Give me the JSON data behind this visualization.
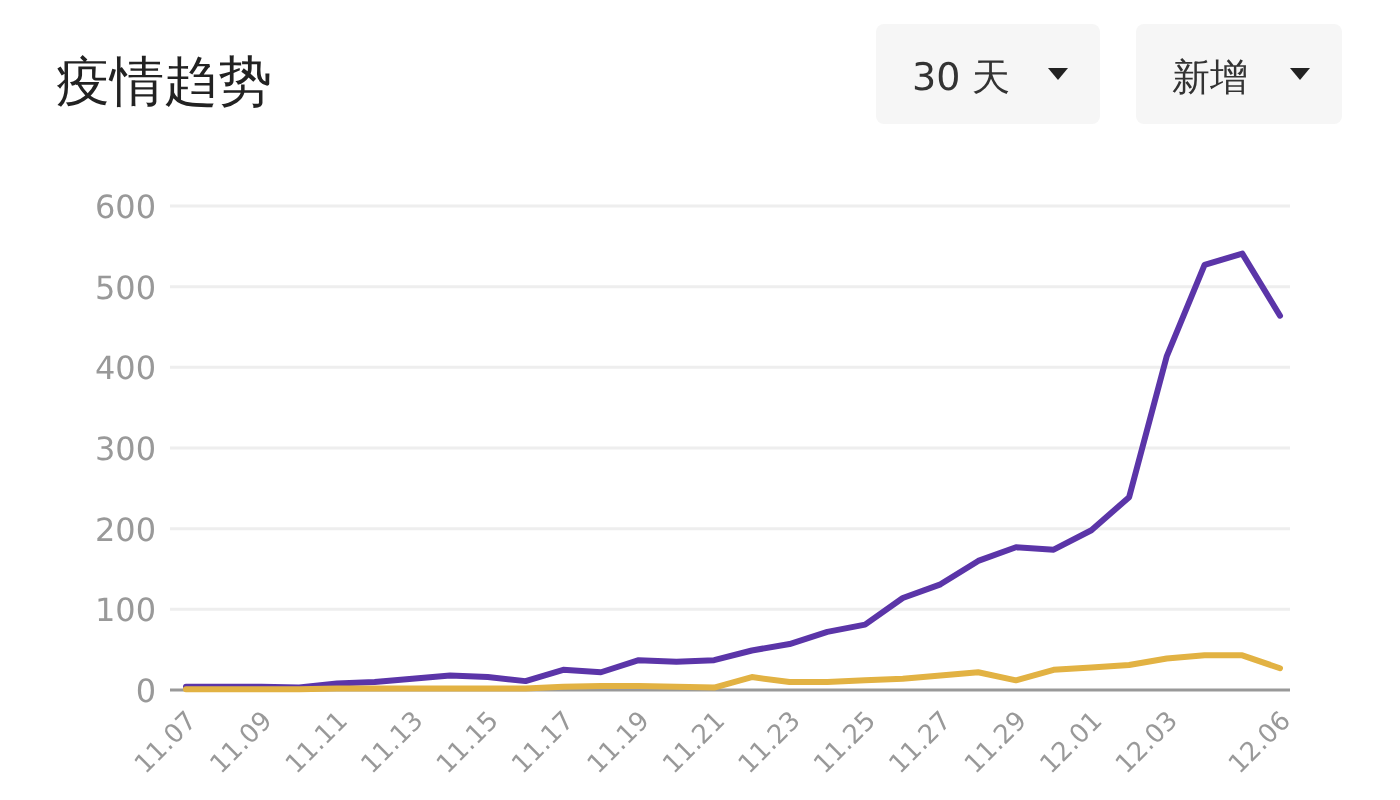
{
  "chart_data": {
    "type": "line",
    "title": "疫情趋势",
    "annotations": [
      "30 天",
      "新增"
    ],
    "categories": [
      "11.07",
      null,
      "11.09",
      null,
      "11.11",
      null,
      "11.13",
      null,
      "11.15",
      null,
      "11.17",
      null,
      "11.19",
      null,
      "11.21",
      null,
      "11.23",
      null,
      "11.25",
      null,
      "11.27",
      null,
      "11.29",
      null,
      "12.01",
      null,
      "12.03",
      null,
      null,
      "12.06"
    ],
    "series": [
      {
        "color": "#5b35a8",
        "values": [
          4,
          4,
          4,
          3,
          8,
          10,
          14,
          18,
          16,
          11,
          25,
          22,
          37,
          35,
          37,
          49,
          57,
          72,
          81,
          114,
          131,
          160,
          177,
          174,
          198,
          239,
          414,
          527,
          541,
          464
        ]
      },
      {
        "color": "#e2b243",
        "values": [
          1,
          1,
          1,
          1,
          2,
          2,
          2,
          2,
          2,
          2,
          4,
          5,
          5,
          4,
          3,
          16,
          10,
          10,
          12,
          14,
          18,
          22,
          12,
          25,
          28,
          31,
          39,
          43,
          43,
          27
        ]
      }
    ],
    "ylim": [
      0,
      600
    ],
    "yticks": [
      0,
      100,
      200,
      300,
      400,
      500,
      600
    ],
    "grid": "y",
    "marker": "none",
    "line_style": "solid"
  }
}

## Set exercise
Reproduce every line above as written, skipping pictures.

## Solution to this problem
Give me the JSON data behind this visualization.
{
  "chart_data": {
    "type": "line",
    "title": "疫情趋势",
    "annotations": [
      "30 天",
      "新增"
    ],
    "categories": [
      "11.07",
      null,
      "11.09",
      null,
      "11.11",
      null,
      "11.13",
      null,
      "11.15",
      null,
      "11.17",
      null,
      "11.19",
      null,
      "11.21",
      null,
      "11.23",
      null,
      "11.25",
      null,
      "11.27",
      null,
      "11.29",
      null,
      "12.01",
      null,
      "12.03",
      null,
      null,
      "12.06"
    ],
    "series": [
      {
        "color": "#5b35a8",
        "values": [
          4,
          4,
          4,
          3,
          8,
          10,
          14,
          18,
          16,
          11,
          25,
          22,
          37,
          35,
          37,
          49,
          57,
          72,
          81,
          114,
          131,
          160,
          177,
          174,
          198,
          239,
          414,
          527,
          541,
          464
        ]
      },
      {
        "color": "#e2b243",
        "values": [
          1,
          1,
          1,
          1,
          2,
          2,
          2,
          2,
          2,
          2,
          4,
          5,
          5,
          4,
          3,
          16,
          10,
          10,
          12,
          14,
          18,
          22,
          12,
          25,
          28,
          31,
          39,
          43,
          43,
          27
        ]
      }
    ],
    "ylim": [
      0,
      600
    ],
    "yticks": [
      0,
      100,
      200,
      300,
      400,
      500,
      600
    ],
    "grid": "y",
    "marker": "none",
    "line_style": "solid"
  }
}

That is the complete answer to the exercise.